## Material shown
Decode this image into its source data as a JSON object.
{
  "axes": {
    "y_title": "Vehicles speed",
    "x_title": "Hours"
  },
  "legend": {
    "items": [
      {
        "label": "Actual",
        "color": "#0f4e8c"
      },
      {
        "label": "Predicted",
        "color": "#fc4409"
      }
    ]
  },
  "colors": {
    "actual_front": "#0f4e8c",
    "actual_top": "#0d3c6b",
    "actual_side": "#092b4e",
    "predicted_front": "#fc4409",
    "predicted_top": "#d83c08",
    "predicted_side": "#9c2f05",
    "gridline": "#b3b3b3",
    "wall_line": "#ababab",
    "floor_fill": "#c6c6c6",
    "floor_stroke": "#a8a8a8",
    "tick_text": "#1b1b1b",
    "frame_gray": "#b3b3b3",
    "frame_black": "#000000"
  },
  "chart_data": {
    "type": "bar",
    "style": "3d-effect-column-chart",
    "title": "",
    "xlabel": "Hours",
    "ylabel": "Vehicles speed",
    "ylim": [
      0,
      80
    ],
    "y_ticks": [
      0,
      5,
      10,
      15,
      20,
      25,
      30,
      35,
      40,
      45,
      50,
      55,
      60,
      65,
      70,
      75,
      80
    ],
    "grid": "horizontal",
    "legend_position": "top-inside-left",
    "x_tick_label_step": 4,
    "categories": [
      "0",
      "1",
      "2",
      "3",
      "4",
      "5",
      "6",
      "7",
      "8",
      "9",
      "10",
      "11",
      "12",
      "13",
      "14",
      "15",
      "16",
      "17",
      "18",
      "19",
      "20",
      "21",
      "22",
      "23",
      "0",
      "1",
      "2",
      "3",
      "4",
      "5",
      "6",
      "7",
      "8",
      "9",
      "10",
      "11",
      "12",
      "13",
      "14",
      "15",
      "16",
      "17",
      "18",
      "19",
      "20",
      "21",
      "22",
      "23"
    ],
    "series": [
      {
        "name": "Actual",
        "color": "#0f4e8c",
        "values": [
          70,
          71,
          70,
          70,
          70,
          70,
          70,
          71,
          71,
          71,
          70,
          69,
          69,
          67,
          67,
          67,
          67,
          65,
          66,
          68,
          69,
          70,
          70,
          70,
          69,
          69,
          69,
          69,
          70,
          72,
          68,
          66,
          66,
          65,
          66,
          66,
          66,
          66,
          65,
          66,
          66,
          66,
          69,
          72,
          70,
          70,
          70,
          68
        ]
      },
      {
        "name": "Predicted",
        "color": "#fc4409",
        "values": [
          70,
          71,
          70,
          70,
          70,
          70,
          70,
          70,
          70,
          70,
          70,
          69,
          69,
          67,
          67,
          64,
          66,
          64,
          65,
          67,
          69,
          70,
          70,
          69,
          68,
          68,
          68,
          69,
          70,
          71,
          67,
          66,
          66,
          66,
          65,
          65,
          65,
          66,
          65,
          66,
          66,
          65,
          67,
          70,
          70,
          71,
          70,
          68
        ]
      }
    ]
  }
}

## Written request
Reproduce all the records precisely.

## Result
Decode this image into its source data as a JSON object.
{
  "axes": {
    "y_title": "Vehicles speed",
    "x_title": "Hours"
  },
  "legend": {
    "items": [
      {
        "label": "Actual",
        "color": "#0f4e8c"
      },
      {
        "label": "Predicted",
        "color": "#fc4409"
      }
    ]
  },
  "colors": {
    "actual_front": "#0f4e8c",
    "actual_top": "#0d3c6b",
    "actual_side": "#092b4e",
    "predicted_front": "#fc4409",
    "predicted_top": "#d83c08",
    "predicted_side": "#9c2f05",
    "gridline": "#b3b3b3",
    "wall_line": "#ababab",
    "floor_fill": "#c6c6c6",
    "floor_stroke": "#a8a8a8",
    "tick_text": "#1b1b1b",
    "frame_gray": "#b3b3b3",
    "frame_black": "#000000"
  },
  "chart_data": {
    "type": "bar",
    "style": "3d-effect-column-chart",
    "title": "",
    "xlabel": "Hours",
    "ylabel": "Vehicles speed",
    "ylim": [
      0,
      80
    ],
    "y_ticks": [
      0,
      5,
      10,
      15,
      20,
      25,
      30,
      35,
      40,
      45,
      50,
      55,
      60,
      65,
      70,
      75,
      80
    ],
    "grid": "horizontal",
    "legend_position": "top-inside-left",
    "x_tick_label_step": 4,
    "categories": [
      "0",
      "1",
      "2",
      "3",
      "4",
      "5",
      "6",
      "7",
      "8",
      "9",
      "10",
      "11",
      "12",
      "13",
      "14",
      "15",
      "16",
      "17",
      "18",
      "19",
      "20",
      "21",
      "22",
      "23",
      "0",
      "1",
      "2",
      "3",
      "4",
      "5",
      "6",
      "7",
      "8",
      "9",
      "10",
      "11",
      "12",
      "13",
      "14",
      "15",
      "16",
      "17",
      "18",
      "19",
      "20",
      "21",
      "22",
      "23"
    ],
    "series": [
      {
        "name": "Actual",
        "color": "#0f4e8c",
        "values": [
          70,
          71,
          70,
          70,
          70,
          70,
          70,
          71,
          71,
          71,
          70,
          69,
          69,
          67,
          67,
          67,
          67,
          65,
          66,
          68,
          69,
          70,
          70,
          70,
          69,
          69,
          69,
          69,
          70,
          72,
          68,
          66,
          66,
          65,
          66,
          66,
          66,
          66,
          65,
          66,
          66,
          66,
          69,
          72,
          70,
          70,
          70,
          68
        ]
      },
      {
        "name": "Predicted",
        "color": "#fc4409",
        "values": [
          70,
          71,
          70,
          70,
          70,
          70,
          70,
          70,
          70,
          70,
          70,
          69,
          69,
          67,
          67,
          64,
          66,
          64,
          65,
          67,
          69,
          70,
          70,
          69,
          68,
          68,
          68,
          69,
          70,
          71,
          67,
          66,
          66,
          66,
          65,
          65,
          65,
          66,
          65,
          66,
          66,
          65,
          67,
          70,
          70,
          71,
          70,
          68
        ]
      }
    ]
  }
}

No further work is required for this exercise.